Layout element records
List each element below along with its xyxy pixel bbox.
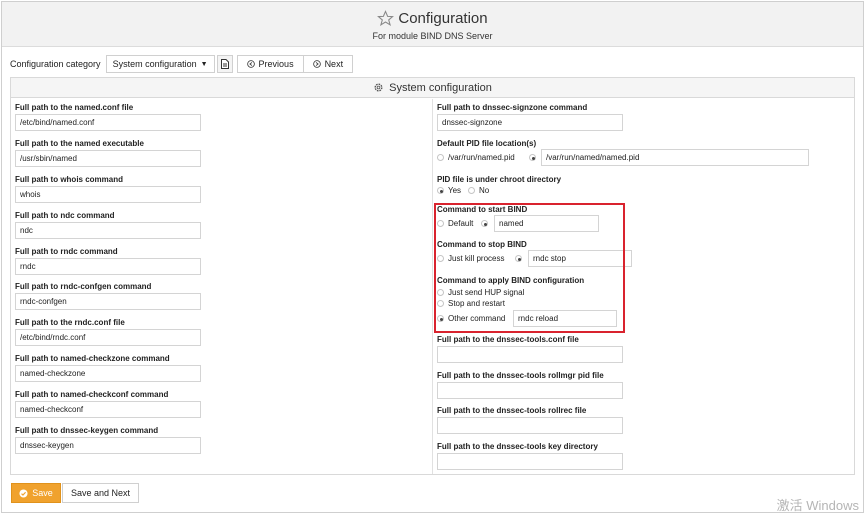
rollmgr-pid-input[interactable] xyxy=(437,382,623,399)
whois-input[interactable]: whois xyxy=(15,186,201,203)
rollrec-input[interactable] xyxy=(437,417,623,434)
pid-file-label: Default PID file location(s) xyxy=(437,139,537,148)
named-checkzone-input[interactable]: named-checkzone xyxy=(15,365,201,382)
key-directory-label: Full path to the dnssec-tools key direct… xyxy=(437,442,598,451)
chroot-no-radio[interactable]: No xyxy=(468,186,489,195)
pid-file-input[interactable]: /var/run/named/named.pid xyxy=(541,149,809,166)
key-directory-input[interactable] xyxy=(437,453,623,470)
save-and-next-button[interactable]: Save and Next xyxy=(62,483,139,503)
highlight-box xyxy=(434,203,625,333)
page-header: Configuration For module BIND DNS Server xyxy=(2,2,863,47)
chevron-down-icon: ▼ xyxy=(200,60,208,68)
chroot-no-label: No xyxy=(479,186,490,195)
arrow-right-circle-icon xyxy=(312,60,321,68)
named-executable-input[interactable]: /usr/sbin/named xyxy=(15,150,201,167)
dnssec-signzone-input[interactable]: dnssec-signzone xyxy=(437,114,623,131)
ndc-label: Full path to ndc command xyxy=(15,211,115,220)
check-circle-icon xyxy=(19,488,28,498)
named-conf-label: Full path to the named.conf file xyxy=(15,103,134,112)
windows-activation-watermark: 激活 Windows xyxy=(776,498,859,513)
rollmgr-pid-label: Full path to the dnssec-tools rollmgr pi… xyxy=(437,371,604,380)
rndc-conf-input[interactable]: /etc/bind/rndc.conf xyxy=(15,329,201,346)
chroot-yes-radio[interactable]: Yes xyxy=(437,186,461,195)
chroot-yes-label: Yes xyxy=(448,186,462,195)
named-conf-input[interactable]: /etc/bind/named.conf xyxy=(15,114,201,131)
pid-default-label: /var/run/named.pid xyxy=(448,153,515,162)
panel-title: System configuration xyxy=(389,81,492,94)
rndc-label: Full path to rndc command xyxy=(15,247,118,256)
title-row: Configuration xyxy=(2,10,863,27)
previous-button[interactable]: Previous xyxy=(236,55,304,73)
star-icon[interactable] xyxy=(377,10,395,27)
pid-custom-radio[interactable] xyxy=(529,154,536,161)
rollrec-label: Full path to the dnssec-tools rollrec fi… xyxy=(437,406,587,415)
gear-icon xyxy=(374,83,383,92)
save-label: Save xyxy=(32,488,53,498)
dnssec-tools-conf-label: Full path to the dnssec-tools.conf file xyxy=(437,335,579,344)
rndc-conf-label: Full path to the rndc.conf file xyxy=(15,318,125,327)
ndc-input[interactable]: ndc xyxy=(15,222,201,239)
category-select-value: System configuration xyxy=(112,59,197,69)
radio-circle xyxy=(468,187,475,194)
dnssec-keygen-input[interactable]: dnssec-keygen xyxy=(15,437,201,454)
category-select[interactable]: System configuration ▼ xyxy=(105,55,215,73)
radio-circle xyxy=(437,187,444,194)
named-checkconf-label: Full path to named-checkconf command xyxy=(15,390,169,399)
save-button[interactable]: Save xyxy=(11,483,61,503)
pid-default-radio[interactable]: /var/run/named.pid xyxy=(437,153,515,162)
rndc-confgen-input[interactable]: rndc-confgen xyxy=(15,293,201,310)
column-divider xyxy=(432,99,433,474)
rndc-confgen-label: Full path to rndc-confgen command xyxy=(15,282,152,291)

▸ **Goal of the exercise**
Can you copy every one of the records above word for word, leaving the pictures out of your answer?

▸ **Reply**
List each element below along with its xyxy pixel bbox.
rollmgr-pid-input[interactable] xyxy=(437,382,623,399)
whois-input[interactable]: whois xyxy=(15,186,201,203)
rollrec-input[interactable] xyxy=(437,417,623,434)
pid-file-label: Default PID file location(s) xyxy=(437,139,537,148)
named-checkzone-input[interactable]: named-checkzone xyxy=(15,365,201,382)
key-directory-label: Full path to the dnssec-tools key direct… xyxy=(437,442,598,451)
chroot-no-radio[interactable]: No xyxy=(468,186,489,195)
pid-file-input[interactable]: /var/run/named/named.pid xyxy=(541,149,809,166)
key-directory-input[interactable] xyxy=(437,453,623,470)
save-and-next-button[interactable]: Save and Next xyxy=(62,483,139,503)
highlight-box xyxy=(434,203,625,333)
page-header: Configuration For module BIND DNS Server xyxy=(2,2,863,47)
chevron-down-icon: ▼ xyxy=(200,60,208,68)
chroot-no-label: No xyxy=(479,186,490,195)
arrow-right-circle-icon xyxy=(312,60,321,68)
named-executable-input[interactable]: /usr/sbin/named xyxy=(15,150,201,167)
dnssec-signzone-input[interactable]: dnssec-signzone xyxy=(437,114,623,131)
ndc-label: Full path to ndc command xyxy=(15,211,115,220)
check-circle-icon xyxy=(19,488,28,498)
named-conf-label: Full path to the named.conf file xyxy=(15,103,134,112)
windows-activation-watermark: 激活 Windows xyxy=(776,498,859,513)
rollmgr-pid-label: Full path to the dnssec-tools rollmgr pi… xyxy=(437,371,604,380)
rndc-conf-input[interactable]: /etc/bind/rndc.conf xyxy=(15,329,201,346)
chroot-yes-radio[interactable]: Yes xyxy=(437,186,461,195)
chroot-yes-label: Yes xyxy=(448,186,462,195)
named-conf-input[interactable]: /etc/bind/named.conf xyxy=(15,114,201,131)
pid-default-label: /var/run/named.pid xyxy=(448,153,515,162)
panel-title: System configuration xyxy=(389,81,492,94)
rndc-label: Full path to rndc command xyxy=(15,247,118,256)
title-row: Configuration xyxy=(2,10,863,27)
previous-button[interactable]: Previous xyxy=(236,55,304,73)
star-icon[interactable] xyxy=(377,10,395,27)
pid-custom-radio[interactable] xyxy=(529,154,536,161)
rollrec-label: Full path to the dnssec-tools rollrec fi… xyxy=(437,406,587,415)
gear-icon xyxy=(374,83,383,92)
save-label: Save xyxy=(32,488,53,498)
dnssec-tools-conf-label: Full path to the dnssec-tools.conf file xyxy=(437,335,579,344)
rndc-conf-label: Full path to the rndc.conf file xyxy=(15,318,125,327)
ndc-input[interactable]: ndc xyxy=(15,222,201,239)
category-select-value: System configuration xyxy=(112,59,197,69)
radio-circle xyxy=(468,187,475,194)
dnssec-keygen-input[interactable]: dnssec-keygen xyxy=(15,437,201,454)
category-select[interactable]: System configuration ▼ xyxy=(105,55,215,73)
radio-circle xyxy=(437,187,444,194)
named-checkconf-label: Full path to named-checkconf command xyxy=(15,390,169,399)
save-button[interactable]: Save xyxy=(11,483,61,503)
pid-default-radio[interactable]: /var/run/named.pid xyxy=(437,153,515,162)
rndc-confgen-input[interactable]: rndc-confgen xyxy=(15,293,201,310)
column-divider xyxy=(432,99,433,474)
rndc-confgen-label: Full path to rndc-confgen command xyxy=(15,282,152,291)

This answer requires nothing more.